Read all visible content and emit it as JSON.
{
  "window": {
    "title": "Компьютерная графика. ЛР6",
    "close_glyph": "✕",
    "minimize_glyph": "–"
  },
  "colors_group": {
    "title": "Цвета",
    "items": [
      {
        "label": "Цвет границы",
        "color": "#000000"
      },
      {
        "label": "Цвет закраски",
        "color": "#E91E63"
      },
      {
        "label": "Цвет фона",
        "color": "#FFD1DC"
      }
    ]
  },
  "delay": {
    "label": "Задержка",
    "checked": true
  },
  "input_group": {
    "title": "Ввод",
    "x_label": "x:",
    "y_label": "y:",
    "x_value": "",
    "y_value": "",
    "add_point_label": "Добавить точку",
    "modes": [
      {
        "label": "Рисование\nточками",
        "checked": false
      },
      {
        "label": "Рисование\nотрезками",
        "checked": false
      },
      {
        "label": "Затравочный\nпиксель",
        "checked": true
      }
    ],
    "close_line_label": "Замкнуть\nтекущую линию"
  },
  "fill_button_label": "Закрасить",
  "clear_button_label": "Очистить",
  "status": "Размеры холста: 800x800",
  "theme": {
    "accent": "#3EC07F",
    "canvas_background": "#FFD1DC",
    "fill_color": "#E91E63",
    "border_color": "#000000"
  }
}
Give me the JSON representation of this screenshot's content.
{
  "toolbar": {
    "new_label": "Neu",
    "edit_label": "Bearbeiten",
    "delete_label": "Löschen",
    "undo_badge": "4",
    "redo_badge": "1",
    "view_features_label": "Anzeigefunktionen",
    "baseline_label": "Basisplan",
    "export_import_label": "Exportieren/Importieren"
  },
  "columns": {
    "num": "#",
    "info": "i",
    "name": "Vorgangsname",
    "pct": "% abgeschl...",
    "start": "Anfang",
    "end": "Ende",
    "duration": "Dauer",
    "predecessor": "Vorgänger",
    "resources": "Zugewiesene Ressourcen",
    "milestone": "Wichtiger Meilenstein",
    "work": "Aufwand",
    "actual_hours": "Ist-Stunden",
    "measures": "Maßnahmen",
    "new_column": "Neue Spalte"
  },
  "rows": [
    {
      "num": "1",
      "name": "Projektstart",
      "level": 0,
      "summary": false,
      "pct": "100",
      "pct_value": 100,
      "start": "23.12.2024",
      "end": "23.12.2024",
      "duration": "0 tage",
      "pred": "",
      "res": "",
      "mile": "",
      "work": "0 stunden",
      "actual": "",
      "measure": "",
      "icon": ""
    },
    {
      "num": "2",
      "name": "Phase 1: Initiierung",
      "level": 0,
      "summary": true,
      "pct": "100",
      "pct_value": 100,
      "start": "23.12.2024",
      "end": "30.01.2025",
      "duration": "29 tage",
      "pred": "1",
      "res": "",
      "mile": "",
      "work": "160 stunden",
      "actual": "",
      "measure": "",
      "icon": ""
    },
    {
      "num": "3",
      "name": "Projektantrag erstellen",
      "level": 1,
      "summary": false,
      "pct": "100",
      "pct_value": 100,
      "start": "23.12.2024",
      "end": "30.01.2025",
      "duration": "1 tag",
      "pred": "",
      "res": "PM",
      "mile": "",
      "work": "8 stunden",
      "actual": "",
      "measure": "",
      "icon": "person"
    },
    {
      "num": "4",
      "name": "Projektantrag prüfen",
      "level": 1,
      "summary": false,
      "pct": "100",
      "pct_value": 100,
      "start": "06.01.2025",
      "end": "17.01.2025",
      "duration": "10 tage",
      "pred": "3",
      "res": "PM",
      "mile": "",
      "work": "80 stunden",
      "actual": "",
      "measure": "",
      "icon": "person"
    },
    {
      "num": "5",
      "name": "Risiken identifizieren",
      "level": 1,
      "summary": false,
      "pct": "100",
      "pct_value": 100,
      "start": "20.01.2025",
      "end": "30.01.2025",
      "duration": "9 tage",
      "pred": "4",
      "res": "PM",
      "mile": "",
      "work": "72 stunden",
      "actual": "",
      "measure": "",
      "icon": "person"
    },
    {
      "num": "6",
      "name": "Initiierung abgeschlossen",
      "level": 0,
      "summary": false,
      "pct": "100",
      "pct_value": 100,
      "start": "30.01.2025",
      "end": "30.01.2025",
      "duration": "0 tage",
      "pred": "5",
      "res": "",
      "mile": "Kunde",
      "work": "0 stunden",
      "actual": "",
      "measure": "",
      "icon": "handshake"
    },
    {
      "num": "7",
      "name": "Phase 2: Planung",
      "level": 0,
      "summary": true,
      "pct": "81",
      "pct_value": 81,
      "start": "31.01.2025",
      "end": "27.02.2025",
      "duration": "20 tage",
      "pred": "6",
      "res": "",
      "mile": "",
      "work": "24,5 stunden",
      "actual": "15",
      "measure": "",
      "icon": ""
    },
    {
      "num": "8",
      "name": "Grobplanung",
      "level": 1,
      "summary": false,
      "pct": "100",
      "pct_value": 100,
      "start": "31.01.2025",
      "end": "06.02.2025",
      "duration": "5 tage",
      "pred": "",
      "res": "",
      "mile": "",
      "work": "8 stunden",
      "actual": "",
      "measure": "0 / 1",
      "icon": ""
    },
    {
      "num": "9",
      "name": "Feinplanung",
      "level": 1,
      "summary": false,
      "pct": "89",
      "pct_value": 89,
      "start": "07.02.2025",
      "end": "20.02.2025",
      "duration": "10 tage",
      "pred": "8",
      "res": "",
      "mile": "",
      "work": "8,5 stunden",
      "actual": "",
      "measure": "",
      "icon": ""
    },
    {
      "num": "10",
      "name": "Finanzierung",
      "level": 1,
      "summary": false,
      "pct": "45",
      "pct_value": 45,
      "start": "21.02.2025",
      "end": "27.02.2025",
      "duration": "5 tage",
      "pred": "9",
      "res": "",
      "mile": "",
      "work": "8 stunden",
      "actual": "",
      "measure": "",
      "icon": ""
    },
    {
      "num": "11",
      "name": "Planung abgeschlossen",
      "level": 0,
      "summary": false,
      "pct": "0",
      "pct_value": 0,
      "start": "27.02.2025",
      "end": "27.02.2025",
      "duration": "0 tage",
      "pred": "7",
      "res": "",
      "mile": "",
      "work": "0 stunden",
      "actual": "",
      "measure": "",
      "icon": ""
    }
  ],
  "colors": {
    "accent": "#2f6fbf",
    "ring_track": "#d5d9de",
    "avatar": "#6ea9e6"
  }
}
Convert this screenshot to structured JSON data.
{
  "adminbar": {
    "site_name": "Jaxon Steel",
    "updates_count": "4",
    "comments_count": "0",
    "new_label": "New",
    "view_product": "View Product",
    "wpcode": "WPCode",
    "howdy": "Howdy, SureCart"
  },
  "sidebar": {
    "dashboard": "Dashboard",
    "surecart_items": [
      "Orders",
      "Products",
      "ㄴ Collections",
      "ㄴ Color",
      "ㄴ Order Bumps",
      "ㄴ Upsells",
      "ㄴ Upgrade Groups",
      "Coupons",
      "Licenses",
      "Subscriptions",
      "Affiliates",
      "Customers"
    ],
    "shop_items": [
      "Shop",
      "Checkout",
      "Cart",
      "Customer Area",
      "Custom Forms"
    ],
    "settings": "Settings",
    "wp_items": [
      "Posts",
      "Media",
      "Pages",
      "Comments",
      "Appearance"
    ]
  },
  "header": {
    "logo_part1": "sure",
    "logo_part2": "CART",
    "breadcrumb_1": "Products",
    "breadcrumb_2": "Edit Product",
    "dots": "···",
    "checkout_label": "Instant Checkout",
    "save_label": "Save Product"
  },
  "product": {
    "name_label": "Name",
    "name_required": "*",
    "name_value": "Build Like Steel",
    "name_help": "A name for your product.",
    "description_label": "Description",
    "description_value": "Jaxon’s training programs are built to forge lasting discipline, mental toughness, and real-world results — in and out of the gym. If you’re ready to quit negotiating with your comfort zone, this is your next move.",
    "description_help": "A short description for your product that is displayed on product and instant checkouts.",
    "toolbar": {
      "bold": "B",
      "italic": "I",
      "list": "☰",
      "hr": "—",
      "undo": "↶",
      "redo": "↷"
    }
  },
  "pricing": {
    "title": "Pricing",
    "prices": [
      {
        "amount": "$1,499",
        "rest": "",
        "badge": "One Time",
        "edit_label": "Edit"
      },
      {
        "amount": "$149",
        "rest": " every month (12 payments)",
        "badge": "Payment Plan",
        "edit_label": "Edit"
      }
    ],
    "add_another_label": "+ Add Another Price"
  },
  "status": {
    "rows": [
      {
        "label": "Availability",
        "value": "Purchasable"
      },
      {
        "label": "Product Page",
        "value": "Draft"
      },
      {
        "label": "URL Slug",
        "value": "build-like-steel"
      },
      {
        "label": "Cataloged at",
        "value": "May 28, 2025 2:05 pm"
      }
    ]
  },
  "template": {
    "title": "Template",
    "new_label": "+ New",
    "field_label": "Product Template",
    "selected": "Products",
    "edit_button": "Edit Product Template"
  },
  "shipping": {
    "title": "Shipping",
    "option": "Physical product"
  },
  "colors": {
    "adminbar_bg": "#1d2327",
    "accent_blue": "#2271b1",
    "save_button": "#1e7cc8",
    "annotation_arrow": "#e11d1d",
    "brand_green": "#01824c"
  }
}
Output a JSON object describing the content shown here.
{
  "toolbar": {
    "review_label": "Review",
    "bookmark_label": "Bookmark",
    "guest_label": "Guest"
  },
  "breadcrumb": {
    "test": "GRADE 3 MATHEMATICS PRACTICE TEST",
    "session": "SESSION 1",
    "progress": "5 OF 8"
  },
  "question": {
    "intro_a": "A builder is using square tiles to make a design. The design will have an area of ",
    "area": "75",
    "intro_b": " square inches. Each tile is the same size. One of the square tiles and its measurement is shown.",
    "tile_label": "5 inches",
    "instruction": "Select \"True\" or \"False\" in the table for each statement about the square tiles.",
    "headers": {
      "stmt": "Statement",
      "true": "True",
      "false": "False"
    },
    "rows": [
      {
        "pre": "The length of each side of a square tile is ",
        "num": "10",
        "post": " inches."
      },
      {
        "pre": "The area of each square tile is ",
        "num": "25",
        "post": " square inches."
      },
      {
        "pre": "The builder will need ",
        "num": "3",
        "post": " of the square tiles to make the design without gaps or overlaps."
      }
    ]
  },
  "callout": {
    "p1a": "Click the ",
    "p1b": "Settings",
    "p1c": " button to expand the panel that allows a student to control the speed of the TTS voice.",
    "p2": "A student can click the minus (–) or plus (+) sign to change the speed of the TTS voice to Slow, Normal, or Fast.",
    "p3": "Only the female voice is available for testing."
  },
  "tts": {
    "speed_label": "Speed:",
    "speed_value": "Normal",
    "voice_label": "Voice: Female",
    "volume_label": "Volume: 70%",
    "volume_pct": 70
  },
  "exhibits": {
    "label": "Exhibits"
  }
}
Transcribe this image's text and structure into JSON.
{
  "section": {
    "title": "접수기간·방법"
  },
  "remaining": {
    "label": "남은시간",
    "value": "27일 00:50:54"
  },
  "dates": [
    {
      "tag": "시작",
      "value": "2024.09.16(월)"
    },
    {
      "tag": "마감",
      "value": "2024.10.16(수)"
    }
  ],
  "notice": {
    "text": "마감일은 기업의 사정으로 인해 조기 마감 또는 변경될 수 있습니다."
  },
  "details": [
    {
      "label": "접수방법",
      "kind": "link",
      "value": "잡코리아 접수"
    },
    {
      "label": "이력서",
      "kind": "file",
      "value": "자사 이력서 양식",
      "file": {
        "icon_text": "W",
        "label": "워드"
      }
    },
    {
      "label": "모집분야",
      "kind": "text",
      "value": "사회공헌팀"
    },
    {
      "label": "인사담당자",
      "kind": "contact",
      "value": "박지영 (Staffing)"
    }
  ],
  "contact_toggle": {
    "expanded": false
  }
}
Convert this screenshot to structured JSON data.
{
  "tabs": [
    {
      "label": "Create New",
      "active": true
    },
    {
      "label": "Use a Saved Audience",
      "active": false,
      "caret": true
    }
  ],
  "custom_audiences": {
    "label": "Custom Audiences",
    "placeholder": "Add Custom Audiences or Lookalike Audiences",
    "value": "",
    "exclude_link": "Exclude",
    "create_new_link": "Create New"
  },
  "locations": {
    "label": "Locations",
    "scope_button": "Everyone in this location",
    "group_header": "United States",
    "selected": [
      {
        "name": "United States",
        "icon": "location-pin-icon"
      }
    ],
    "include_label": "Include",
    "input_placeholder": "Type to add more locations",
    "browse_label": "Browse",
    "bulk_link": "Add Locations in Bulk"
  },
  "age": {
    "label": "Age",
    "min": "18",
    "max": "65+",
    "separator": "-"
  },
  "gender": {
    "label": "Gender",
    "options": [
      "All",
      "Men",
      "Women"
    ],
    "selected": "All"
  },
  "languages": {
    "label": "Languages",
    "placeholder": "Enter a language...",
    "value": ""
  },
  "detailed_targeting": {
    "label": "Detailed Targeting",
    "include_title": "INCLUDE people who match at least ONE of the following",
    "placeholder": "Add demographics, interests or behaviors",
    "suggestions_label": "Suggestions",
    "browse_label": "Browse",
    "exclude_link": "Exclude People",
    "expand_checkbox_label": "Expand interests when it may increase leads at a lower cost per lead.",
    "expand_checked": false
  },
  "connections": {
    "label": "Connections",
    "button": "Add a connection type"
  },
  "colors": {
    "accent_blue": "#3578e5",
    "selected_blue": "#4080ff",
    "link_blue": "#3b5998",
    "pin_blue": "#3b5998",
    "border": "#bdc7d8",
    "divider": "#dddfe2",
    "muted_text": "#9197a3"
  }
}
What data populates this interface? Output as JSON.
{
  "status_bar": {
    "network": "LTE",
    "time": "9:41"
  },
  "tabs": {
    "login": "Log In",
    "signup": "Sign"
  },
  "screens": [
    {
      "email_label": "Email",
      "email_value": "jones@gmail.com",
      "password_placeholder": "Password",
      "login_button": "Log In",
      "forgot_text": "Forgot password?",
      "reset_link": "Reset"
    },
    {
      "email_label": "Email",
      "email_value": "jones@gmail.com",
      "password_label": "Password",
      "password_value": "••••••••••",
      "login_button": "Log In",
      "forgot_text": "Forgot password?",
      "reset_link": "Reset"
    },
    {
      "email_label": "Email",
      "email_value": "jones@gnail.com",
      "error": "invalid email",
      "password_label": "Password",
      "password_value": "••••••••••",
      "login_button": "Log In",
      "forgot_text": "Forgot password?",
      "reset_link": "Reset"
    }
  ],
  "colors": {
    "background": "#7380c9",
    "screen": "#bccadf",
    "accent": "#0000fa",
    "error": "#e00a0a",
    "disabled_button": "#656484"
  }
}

What this task involves:
Go through the material line by line. Show each line that contains the string "Phase".

Exercise solution:
      "name": "Phase 1: Initiierung",
      "name": "Phase 2: Planung",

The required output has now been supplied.